---------- Enregistrements fournis

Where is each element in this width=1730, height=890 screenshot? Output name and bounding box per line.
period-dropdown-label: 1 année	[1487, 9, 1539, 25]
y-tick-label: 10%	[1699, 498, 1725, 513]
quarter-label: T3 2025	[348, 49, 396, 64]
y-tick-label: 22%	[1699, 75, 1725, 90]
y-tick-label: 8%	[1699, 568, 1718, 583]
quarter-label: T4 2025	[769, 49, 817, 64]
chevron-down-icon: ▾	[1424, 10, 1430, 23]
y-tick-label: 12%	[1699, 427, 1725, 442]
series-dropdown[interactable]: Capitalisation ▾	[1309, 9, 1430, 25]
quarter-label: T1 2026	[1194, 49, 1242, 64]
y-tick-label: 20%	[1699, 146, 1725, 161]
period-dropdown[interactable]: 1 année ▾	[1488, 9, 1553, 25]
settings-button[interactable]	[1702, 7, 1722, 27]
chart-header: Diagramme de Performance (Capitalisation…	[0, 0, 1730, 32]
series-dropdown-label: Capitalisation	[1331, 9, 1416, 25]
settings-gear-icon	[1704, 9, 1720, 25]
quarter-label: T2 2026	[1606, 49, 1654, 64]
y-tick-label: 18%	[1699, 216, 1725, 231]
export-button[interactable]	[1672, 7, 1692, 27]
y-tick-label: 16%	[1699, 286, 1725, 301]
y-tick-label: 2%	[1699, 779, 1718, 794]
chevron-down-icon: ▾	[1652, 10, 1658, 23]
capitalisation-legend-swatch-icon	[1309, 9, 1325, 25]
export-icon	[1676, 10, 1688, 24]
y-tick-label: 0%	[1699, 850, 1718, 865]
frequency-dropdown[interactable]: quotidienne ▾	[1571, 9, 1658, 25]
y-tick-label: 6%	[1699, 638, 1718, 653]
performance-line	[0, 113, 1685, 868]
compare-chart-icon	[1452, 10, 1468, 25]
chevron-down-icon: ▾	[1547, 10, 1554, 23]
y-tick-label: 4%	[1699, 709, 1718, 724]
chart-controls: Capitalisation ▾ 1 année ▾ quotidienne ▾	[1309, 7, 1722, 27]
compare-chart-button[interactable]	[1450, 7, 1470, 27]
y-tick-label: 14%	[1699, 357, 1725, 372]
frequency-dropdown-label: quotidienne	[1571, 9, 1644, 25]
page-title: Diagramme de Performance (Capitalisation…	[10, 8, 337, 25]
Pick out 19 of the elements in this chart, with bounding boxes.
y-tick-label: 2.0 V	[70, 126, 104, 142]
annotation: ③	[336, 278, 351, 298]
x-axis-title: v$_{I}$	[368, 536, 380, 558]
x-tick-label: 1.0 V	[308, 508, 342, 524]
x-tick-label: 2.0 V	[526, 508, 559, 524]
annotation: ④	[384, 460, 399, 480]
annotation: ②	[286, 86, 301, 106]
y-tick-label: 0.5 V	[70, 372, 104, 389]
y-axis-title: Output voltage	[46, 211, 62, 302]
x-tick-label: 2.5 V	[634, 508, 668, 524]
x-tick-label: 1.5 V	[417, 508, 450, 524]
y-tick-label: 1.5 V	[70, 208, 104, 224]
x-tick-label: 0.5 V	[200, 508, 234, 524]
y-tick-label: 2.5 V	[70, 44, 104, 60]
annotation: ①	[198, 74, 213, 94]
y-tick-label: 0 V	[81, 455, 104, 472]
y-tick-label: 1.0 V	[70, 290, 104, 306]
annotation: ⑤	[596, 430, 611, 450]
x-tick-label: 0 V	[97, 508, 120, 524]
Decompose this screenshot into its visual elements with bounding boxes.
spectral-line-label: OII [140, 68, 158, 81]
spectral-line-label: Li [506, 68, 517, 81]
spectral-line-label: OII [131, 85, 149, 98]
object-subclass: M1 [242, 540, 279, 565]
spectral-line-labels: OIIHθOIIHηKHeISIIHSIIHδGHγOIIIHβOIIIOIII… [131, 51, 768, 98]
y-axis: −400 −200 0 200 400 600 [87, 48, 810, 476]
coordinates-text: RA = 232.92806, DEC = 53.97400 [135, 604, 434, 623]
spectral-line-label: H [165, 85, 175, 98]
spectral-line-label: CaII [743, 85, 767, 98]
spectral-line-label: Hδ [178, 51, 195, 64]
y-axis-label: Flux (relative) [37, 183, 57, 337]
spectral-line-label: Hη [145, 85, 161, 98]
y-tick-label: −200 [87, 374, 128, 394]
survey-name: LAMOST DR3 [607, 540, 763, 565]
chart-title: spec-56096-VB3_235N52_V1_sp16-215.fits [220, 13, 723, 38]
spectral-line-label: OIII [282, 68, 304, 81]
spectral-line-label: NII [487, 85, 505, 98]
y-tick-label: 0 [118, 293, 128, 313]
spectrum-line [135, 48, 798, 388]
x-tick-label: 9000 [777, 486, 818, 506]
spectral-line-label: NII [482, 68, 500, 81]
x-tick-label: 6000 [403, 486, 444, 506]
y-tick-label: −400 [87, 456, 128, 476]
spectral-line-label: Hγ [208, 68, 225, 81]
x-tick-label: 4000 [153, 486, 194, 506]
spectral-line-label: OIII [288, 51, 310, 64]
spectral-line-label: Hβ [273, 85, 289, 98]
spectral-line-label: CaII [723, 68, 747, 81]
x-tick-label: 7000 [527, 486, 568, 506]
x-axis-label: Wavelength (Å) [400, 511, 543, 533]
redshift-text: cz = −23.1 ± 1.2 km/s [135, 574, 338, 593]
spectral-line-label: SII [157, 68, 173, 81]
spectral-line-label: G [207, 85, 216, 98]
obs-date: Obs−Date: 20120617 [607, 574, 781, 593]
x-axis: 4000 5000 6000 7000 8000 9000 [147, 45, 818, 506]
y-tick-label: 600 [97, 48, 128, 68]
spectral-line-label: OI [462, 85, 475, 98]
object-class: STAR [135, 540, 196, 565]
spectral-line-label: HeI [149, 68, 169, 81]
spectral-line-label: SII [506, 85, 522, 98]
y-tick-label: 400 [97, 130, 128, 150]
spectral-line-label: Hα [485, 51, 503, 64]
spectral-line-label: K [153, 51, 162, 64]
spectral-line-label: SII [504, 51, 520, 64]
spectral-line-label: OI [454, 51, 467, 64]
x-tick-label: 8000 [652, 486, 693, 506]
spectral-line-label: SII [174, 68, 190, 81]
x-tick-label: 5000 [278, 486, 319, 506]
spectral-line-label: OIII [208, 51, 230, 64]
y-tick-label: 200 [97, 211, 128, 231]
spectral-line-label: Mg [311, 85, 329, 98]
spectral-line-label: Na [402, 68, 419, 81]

--------------------

Consigne:
Reproduisez mot pour mot chacune des lignes des enregistrements ci-dessus, sans en omettre aucune.

Réponse complète:
Where is each element in this width=1730, height=890 screenshot? Output name and bounding box per line.
period-dropdown-label: 1 année	[1487, 9, 1539, 25]
y-tick-label: 10%	[1699, 498, 1725, 513]
quarter-label: T3 2025	[348, 49, 396, 64]
y-tick-label: 22%	[1699, 75, 1725, 90]
y-tick-label: 8%	[1699, 568, 1718, 583]
quarter-label: T4 2025	[769, 49, 817, 64]
chevron-down-icon: ▾	[1424, 10, 1430, 23]
y-tick-label: 12%	[1699, 427, 1725, 442]
series-dropdown[interactable]: Capitalisation ▾	[1309, 9, 1430, 25]
quarter-label: T1 2026	[1194, 49, 1242, 64]
y-tick-label: 20%	[1699, 146, 1725, 161]
period-dropdown[interactable]: 1 année ▾	[1488, 9, 1553, 25]
settings-button[interactable]	[1702, 7, 1722, 27]
chart-header: Diagramme de Performance (Capitalisation…	[0, 0, 1730, 32]
series-dropdown-label: Capitalisation	[1331, 9, 1416, 25]
settings-gear-icon	[1704, 9, 1720, 25]
quarter-label: T2 2026	[1606, 49, 1654, 64]
y-tick-label: 18%	[1699, 216, 1725, 231]
export-button[interactable]	[1672, 7, 1692, 27]
y-tick-label: 16%	[1699, 286, 1725, 301]
y-tick-label: 2%	[1699, 779, 1718, 794]
chevron-down-icon: ▾	[1652, 10, 1658, 23]
capitalisation-legend-swatch-icon	[1309, 9, 1325, 25]
export-icon	[1676, 10, 1688, 24]
y-tick-label: 0%	[1699, 850, 1718, 865]
frequency-dropdown[interactable]: quotidienne ▾	[1571, 9, 1658, 25]
y-tick-label: 6%	[1699, 638, 1718, 653]
performance-line	[0, 113, 1685, 868]
compare-chart-icon	[1452, 10, 1468, 25]
chevron-down-icon: ▾	[1547, 10, 1554, 23]
y-tick-label: 4%	[1699, 709, 1718, 724]
chart-controls: Capitalisation ▾ 1 année ▾ quotidienne ▾	[1309, 7, 1722, 27]
compare-chart-button[interactable]	[1450, 7, 1470, 27]
y-tick-label: 14%	[1699, 357, 1725, 372]
frequency-dropdown-label: quotidienne	[1571, 9, 1644, 25]
page-title: Diagramme de Performance (Capitalisation…	[10, 8, 337, 25]
Pick out 19 of the elements in this chart, with bounding boxes.
y-tick-label: 2.0 V	[70, 126, 104, 142]
annotation: ③	[336, 278, 351, 298]
x-axis-title: v$_{I}$	[368, 536, 380, 558]
x-tick-label: 1.0 V	[308, 508, 342, 524]
x-tick-label: 2.0 V	[526, 508, 559, 524]
annotation: ④	[384, 460, 399, 480]
annotation: ②	[286, 86, 301, 106]
y-tick-label: 0.5 V	[70, 372, 104, 389]
y-axis-title: Output voltage	[46, 211, 62, 302]
x-tick-label: 2.5 V	[634, 508, 668, 524]
x-tick-label: 1.5 V	[417, 508, 450, 524]
y-tick-label: 1.5 V	[70, 208, 104, 224]
x-tick-label: 0.5 V	[200, 508, 234, 524]
y-tick-label: 2.5 V	[70, 44, 104, 60]
annotation: ①	[198, 74, 213, 94]
y-tick-label: 0 V	[81, 455, 104, 472]
y-tick-label: 1.0 V	[70, 290, 104, 306]
annotation: ⑤	[596, 430, 611, 450]
x-tick-label: 0 V	[97, 508, 120, 524]
Decompose this screenshot into its visual elements with bounding boxes.
spectral-line-label: OII [140, 68, 158, 81]
spectral-line-label: Li [506, 68, 517, 81]
spectral-line-label: OII [131, 85, 149, 98]
object-subclass: M1 [242, 540, 279, 565]
spectral-line-labels: OIIHθOIIHηKHeISIIHSIIHδGHγOIIIHβOIIIOIII… [131, 51, 768, 98]
y-axis: −400 −200 0 200 400 600 [87, 48, 810, 476]
coordinates-text: RA = 232.92806, DEC = 53.97400 [135, 604, 434, 623]
spectral-line-label: H [165, 85, 175, 98]
spectral-line-label: CaII [743, 85, 767, 98]
spectral-line-label: Hδ [178, 51, 195, 64]
y-axis-label: Flux (relative) [37, 183, 57, 337]
spectral-line-label: Hη [145, 85, 161, 98]
y-tick-label: −200 [87, 374, 128, 394]
survey-name: LAMOST DR3 [607, 540, 763, 565]
chart-title: spec-56096-VB3_235N52_V1_sp16-215.fits [220, 13, 723, 38]
spectral-line-label: OIII [282, 68, 304, 81]
spectral-line-label: NII [487, 85, 505, 98]
y-tick-label: 0 [118, 293, 128, 313]
spectrum-line [135, 48, 798, 388]
x-tick-label: 9000 [777, 486, 818, 506]
spectral-line-label: NII [482, 68, 500, 81]
x-tick-label: 6000 [403, 486, 444, 506]
y-tick-label: −400 [87, 456, 128, 476]
spectral-line-label: Hγ [208, 68, 225, 81]
x-tick-label: 4000 [153, 486, 194, 506]
spectral-line-label: OIII [288, 51, 310, 64]
spectral-line-label: Hβ [273, 85, 289, 98]
spectral-line-label: CaII [723, 68, 747, 81]
x-tick-label: 7000 [527, 486, 568, 506]
x-axis-label: Wavelength (Å) [400, 511, 543, 533]
redshift-text: cz = −23.1 ± 1.2 km/s [135, 574, 338, 593]
spectral-line-label: SII [157, 68, 173, 81]
spectral-line-label: G [207, 85, 216, 98]
obs-date: Obs−Date: 20120617 [607, 574, 781, 593]
x-axis: 4000 5000 6000 7000 8000 9000 [147, 45, 818, 506]
y-tick-label: 600 [97, 48, 128, 68]
spectral-line-label: OI [462, 85, 475, 98]
object-class: STAR [135, 540, 196, 565]
spectral-line-label: HeI [149, 68, 169, 81]
spectral-line-label: SII [506, 85, 522, 98]
y-tick-label: 400 [97, 130, 128, 150]
spectral-line-label: Hα [485, 51, 503, 64]
spectral-line-label: K [153, 51, 162, 64]
spectral-line-label: SII [504, 51, 520, 64]
spectral-line-label: OI [454, 51, 467, 64]
x-tick-label: 8000 [652, 486, 693, 506]
spectral-line-label: SII [174, 68, 190, 81]
x-tick-label: 5000 [278, 486, 319, 506]
spectral-line-label: OIII [208, 51, 230, 64]
y-tick-label: 200 [97, 211, 128, 231]
spectral-line-label: Mg [311, 85, 329, 98]
spectral-line-label: Na [402, 68, 419, 81]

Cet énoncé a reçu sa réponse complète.